---- RECORDS SUPPLIED
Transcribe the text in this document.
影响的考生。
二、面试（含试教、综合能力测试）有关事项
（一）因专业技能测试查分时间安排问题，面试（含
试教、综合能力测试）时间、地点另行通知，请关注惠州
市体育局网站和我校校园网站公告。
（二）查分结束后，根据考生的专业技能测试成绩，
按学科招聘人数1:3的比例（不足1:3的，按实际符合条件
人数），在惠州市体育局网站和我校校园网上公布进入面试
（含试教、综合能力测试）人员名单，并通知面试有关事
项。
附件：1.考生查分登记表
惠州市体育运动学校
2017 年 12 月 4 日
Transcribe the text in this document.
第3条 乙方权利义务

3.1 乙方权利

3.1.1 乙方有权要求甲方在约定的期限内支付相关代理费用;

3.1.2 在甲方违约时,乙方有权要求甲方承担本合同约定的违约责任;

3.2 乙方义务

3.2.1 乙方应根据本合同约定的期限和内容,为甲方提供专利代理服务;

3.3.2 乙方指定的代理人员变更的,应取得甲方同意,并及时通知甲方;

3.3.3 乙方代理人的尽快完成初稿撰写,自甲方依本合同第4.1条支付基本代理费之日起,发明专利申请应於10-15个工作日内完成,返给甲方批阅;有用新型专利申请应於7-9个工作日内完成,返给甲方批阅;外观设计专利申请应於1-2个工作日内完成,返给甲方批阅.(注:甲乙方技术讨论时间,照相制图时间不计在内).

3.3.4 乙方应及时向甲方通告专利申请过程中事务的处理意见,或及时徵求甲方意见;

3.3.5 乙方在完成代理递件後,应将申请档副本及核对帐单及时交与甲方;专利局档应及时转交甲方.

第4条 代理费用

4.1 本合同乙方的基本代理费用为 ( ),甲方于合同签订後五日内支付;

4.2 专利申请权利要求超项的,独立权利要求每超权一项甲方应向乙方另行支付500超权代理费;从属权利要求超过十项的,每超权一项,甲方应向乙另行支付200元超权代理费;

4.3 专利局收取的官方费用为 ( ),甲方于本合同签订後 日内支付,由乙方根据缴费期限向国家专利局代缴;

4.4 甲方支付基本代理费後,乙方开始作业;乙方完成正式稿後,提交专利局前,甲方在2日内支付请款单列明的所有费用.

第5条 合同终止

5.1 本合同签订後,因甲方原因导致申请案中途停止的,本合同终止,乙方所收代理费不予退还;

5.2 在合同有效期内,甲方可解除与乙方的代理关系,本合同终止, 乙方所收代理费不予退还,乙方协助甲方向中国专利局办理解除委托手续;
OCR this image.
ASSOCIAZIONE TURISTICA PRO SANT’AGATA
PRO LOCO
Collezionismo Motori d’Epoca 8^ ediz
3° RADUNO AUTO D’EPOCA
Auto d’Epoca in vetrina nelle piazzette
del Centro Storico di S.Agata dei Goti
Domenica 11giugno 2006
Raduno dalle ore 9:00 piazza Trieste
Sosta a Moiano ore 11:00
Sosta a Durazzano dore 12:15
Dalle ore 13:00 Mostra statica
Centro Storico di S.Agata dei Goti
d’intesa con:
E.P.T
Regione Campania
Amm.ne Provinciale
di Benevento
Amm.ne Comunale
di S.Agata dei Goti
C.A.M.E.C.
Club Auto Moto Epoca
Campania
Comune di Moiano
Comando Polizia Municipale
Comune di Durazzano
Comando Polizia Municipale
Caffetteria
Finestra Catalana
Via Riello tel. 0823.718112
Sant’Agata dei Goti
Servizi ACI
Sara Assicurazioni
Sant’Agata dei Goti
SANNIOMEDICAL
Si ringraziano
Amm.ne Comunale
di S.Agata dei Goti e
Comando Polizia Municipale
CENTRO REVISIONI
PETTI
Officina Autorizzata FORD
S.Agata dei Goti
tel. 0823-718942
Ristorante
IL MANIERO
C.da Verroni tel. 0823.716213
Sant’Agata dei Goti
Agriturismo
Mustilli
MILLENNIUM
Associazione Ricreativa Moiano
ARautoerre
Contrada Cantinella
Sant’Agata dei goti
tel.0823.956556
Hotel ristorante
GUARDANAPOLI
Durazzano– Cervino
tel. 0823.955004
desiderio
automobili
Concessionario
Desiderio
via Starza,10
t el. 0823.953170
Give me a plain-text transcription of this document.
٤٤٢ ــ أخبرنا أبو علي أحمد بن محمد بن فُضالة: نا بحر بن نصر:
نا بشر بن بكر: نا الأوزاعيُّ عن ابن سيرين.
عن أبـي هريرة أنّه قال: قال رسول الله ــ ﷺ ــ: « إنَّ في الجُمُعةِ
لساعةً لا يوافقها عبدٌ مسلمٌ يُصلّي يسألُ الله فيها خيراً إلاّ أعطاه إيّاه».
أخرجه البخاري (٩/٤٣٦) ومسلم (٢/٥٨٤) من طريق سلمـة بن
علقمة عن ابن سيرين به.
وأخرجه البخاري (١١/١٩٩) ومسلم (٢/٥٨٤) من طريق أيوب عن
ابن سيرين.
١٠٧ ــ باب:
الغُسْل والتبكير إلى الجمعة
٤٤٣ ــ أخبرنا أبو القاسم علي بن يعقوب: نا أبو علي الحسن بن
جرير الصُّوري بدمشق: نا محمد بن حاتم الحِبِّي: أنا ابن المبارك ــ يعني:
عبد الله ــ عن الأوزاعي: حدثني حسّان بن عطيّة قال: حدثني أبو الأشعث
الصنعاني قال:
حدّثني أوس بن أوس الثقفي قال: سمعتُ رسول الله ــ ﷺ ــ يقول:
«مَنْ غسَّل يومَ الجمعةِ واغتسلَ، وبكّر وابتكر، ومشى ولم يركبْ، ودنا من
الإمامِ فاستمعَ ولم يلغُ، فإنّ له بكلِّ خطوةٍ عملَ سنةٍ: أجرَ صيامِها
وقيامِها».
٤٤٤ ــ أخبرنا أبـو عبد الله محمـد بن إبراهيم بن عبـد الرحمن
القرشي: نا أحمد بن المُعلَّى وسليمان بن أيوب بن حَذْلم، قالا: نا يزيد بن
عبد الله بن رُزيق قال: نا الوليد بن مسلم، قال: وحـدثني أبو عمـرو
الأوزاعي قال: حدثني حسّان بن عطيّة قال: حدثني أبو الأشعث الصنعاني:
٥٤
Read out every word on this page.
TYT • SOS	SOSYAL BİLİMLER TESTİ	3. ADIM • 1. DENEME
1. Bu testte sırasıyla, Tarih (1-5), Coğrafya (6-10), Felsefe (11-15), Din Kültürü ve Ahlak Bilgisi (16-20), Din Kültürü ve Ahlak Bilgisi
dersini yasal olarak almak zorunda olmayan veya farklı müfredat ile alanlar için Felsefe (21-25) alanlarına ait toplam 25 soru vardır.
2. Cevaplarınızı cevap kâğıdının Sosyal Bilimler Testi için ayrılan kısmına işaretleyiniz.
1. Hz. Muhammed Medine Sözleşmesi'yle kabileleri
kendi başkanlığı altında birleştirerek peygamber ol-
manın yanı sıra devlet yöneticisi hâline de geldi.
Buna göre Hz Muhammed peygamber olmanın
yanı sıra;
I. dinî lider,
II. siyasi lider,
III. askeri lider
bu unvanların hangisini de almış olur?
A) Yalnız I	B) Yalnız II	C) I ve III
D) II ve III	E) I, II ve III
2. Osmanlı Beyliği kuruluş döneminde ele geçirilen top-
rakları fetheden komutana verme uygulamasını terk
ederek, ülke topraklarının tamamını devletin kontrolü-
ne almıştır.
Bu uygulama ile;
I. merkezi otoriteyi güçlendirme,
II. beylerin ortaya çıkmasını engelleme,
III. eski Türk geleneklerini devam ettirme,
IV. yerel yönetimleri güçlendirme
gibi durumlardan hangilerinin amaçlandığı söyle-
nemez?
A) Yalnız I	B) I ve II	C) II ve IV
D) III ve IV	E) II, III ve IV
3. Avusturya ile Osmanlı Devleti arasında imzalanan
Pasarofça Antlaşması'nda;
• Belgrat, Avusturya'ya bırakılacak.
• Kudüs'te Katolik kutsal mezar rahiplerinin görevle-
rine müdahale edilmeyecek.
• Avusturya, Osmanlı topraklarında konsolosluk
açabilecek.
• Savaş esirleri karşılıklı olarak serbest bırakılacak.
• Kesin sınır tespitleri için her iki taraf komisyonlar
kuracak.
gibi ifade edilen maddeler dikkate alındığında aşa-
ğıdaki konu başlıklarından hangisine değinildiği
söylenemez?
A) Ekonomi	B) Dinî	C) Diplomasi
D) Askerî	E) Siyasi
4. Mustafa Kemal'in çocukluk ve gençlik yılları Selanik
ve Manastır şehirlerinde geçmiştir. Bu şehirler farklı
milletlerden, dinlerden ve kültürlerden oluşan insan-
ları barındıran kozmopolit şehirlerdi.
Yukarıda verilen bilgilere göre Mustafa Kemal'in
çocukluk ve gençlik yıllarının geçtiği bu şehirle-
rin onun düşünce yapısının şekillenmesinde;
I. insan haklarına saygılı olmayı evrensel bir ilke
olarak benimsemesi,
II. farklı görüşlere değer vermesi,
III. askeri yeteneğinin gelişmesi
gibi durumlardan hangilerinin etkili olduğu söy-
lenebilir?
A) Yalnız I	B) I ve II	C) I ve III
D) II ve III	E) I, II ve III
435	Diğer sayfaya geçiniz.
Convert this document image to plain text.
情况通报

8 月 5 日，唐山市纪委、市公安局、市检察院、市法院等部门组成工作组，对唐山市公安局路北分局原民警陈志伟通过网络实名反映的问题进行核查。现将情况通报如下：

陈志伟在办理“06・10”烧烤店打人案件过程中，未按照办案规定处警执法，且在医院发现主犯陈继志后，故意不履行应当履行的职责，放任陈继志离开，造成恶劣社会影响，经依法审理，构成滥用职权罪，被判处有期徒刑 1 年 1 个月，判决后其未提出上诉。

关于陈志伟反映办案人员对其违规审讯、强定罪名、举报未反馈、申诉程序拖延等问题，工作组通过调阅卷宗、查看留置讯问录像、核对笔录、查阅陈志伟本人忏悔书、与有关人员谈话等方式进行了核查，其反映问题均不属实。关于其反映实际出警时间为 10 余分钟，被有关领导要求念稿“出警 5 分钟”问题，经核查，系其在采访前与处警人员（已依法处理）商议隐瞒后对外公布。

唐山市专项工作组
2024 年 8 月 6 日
--------
INSTRUCTION :: In the records above, how many lines contain the word "Muhammed"? Give the number alone.

EXERCISE ANSWER :: 2